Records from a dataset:
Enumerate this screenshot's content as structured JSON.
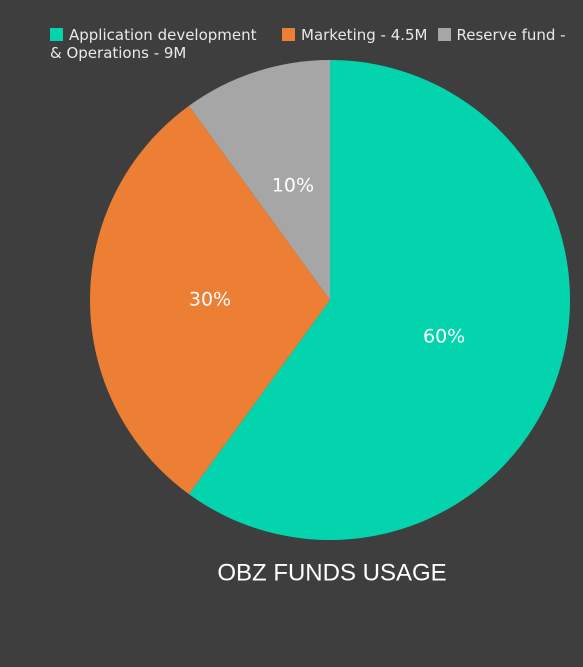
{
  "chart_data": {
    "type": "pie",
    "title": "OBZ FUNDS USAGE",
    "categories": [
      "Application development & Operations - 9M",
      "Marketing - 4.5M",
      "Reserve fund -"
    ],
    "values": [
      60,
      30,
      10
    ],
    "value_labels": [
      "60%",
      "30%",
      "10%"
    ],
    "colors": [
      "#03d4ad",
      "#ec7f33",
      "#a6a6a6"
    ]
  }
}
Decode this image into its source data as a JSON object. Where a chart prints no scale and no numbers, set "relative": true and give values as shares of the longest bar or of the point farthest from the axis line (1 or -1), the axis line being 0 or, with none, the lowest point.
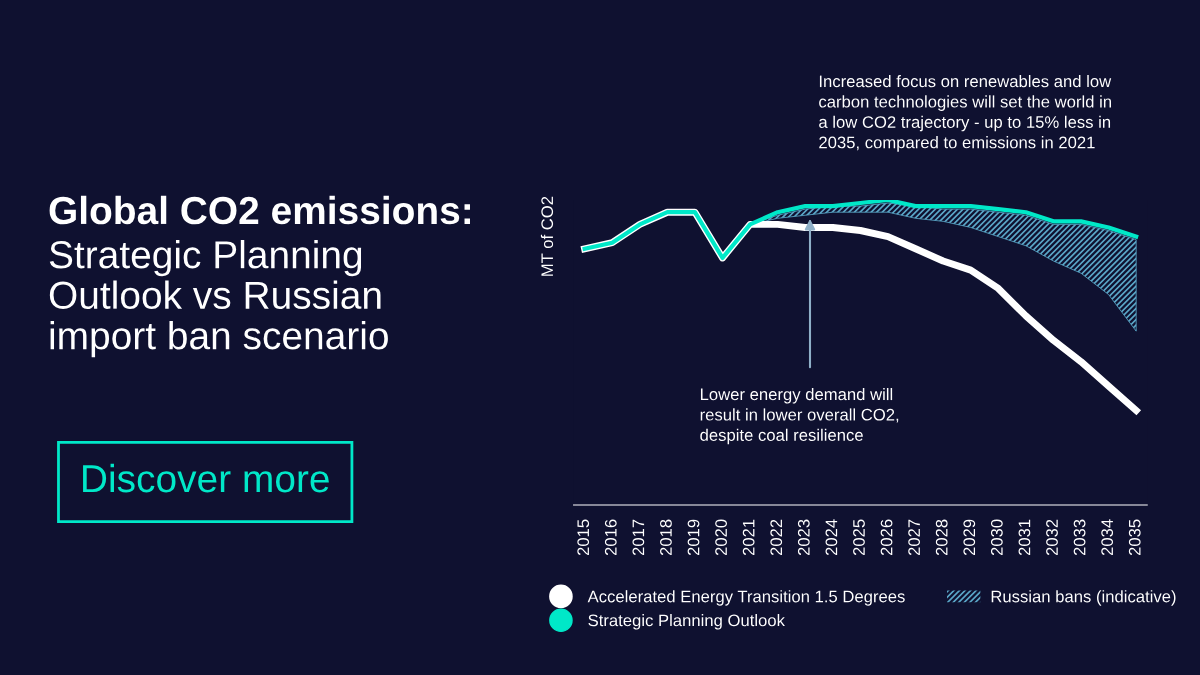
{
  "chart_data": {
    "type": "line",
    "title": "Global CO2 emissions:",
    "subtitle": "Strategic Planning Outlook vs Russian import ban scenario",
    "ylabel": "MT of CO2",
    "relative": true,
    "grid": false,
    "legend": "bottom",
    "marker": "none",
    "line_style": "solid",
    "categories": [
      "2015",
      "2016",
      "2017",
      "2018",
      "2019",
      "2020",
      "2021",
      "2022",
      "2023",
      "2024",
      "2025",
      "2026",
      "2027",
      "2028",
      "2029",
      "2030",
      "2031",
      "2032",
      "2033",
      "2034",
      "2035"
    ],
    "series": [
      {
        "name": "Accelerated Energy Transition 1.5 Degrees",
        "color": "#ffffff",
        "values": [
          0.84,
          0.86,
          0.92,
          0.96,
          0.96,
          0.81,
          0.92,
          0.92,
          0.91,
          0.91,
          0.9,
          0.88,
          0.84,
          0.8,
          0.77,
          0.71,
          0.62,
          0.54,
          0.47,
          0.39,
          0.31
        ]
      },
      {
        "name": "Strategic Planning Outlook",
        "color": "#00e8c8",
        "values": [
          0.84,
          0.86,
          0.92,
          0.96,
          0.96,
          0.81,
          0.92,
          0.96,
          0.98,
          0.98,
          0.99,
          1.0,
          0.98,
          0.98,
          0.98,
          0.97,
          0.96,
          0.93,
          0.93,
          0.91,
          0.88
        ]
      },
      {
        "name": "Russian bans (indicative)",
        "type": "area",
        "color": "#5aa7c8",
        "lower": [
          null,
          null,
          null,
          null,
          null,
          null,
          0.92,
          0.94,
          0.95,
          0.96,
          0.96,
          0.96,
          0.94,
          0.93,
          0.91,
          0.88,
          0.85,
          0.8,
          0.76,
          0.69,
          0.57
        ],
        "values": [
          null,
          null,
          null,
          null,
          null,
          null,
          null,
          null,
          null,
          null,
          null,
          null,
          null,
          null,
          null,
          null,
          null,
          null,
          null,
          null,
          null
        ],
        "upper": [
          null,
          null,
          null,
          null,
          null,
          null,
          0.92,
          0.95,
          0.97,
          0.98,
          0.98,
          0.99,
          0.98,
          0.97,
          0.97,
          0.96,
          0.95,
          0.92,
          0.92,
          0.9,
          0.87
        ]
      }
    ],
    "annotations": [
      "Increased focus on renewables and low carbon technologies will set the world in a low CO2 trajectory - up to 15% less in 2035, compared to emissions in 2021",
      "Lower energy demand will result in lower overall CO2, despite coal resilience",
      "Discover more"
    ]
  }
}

WHAT YOU ARE ASKED TO DO: From the listing, copy each line containing the word "none".

CORRECT RESULT:
Decode this image into its source data as a JSON object. Where a chart prints no scale and no numbers, set "relative": true and give values as shares of the longest bar or of the point farthest from the axis line (1 or -1), the axis line being 0 or, with none, the lowest point.
    "marker": "none",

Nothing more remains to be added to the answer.